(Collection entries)
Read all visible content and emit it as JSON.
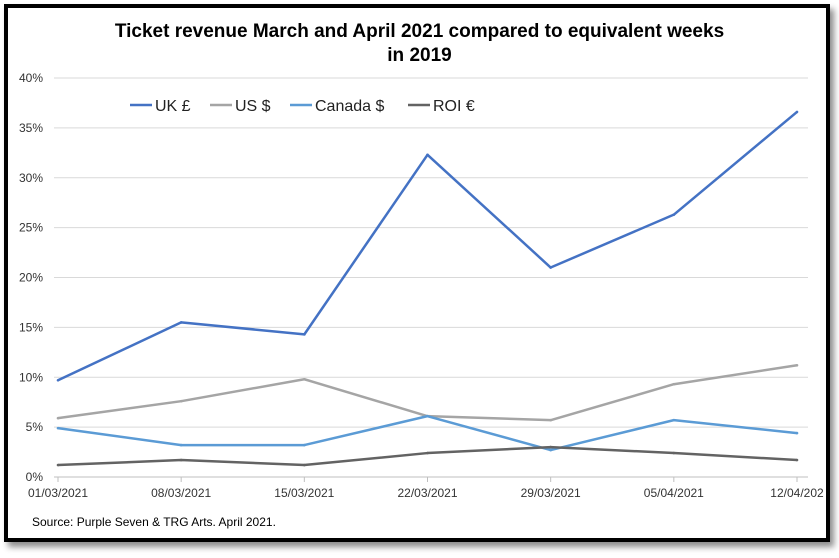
{
  "chart_data": {
    "type": "line",
    "title_lines": [
      "Ticket revenue March and April 2021 compared to equivalent weeks",
      "in 2019"
    ],
    "categories": [
      "01/03/2021",
      "08/03/2021",
      "15/03/2021",
      "22/03/2021",
      "29/03/2021",
      "05/04/2021",
      "12/04/202"
    ],
    "y_ticks": [
      "0%",
      "5%",
      "10%",
      "15%",
      "20%",
      "25%",
      "30%",
      "35%",
      "40%"
    ],
    "ylim": [
      0,
      40
    ],
    "grid": true,
    "legend_position": "top-left",
    "series": [
      {
        "name": "UK £",
        "color": "#4472C4",
        "values": [
          9.7,
          15.5,
          14.3,
          32.3,
          21.0,
          26.3,
          36.6
        ]
      },
      {
        "name": "US $",
        "color": "#A5A5A5",
        "values": [
          5.9,
          7.6,
          9.8,
          6.1,
          5.7,
          9.3,
          11.2
        ]
      },
      {
        "name": "Canada $",
        "color": "#5B9BD5",
        "values": [
          4.9,
          3.2,
          3.2,
          6.1,
          2.7,
          5.7,
          4.4
        ]
      },
      {
        "name": "ROI €",
        "color": "#636363",
        "values": [
          1.2,
          1.7,
          1.2,
          2.4,
          3.0,
          2.4,
          1.7
        ]
      }
    ]
  },
  "source": "Source: Purple Seven & TRG Arts. April 2021."
}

## [AIM OF THE TASK]
Pictures stay out; repeat all the rest of the records exactly.

## [SOLUTION]
Read all visible content and emit it as JSON.
{
  "chart_data": {
    "type": "line",
    "title_lines": [
      "Ticket revenue March and April 2021 compared to equivalent weeks",
      "in 2019"
    ],
    "categories": [
      "01/03/2021",
      "08/03/2021",
      "15/03/2021",
      "22/03/2021",
      "29/03/2021",
      "05/04/2021",
      "12/04/202"
    ],
    "y_ticks": [
      "0%",
      "5%",
      "10%",
      "15%",
      "20%",
      "25%",
      "30%",
      "35%",
      "40%"
    ],
    "ylim": [
      0,
      40
    ],
    "grid": true,
    "legend_position": "top-left",
    "series": [
      {
        "name": "UK £",
        "color": "#4472C4",
        "values": [
          9.7,
          15.5,
          14.3,
          32.3,
          21.0,
          26.3,
          36.6
        ]
      },
      {
        "name": "US $",
        "color": "#A5A5A5",
        "values": [
          5.9,
          7.6,
          9.8,
          6.1,
          5.7,
          9.3,
          11.2
        ]
      },
      {
        "name": "Canada $",
        "color": "#5B9BD5",
        "values": [
          4.9,
          3.2,
          3.2,
          6.1,
          2.7,
          5.7,
          4.4
        ]
      },
      {
        "name": "ROI €",
        "color": "#636363",
        "values": [
          1.2,
          1.7,
          1.2,
          2.4,
          3.0,
          2.4,
          1.7
        ]
      }
    ]
  },
  "source": "Source: Purple Seven & TRG Arts. April 2021."
}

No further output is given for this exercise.